Extracted data entries:
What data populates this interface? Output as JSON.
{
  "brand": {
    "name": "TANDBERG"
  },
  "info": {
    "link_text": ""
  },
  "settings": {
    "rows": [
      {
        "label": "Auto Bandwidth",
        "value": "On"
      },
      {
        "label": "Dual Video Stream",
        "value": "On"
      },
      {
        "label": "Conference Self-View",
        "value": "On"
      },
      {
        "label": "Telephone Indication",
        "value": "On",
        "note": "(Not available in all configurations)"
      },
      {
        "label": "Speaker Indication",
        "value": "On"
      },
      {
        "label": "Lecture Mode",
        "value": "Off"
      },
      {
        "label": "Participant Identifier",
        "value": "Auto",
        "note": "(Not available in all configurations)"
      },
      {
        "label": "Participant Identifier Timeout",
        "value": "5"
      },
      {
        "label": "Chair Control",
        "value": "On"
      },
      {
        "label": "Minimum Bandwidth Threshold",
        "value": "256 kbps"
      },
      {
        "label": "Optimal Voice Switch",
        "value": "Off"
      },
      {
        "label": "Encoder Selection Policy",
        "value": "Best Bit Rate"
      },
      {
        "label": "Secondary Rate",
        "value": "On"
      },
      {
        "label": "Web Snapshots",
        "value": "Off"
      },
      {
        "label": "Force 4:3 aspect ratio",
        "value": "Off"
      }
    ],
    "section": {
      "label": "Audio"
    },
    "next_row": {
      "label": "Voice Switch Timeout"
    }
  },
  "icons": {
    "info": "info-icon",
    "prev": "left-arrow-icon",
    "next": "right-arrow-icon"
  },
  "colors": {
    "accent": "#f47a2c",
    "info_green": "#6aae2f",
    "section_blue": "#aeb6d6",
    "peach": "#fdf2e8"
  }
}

WHAT THE EXERCISE ASKS: Look through the lines above and collect those with the word "Timeout".

WRITTEN SOLUTION:
        "label": "Participant Identifier Timeout",
      "label": "Voice Switch Timeout"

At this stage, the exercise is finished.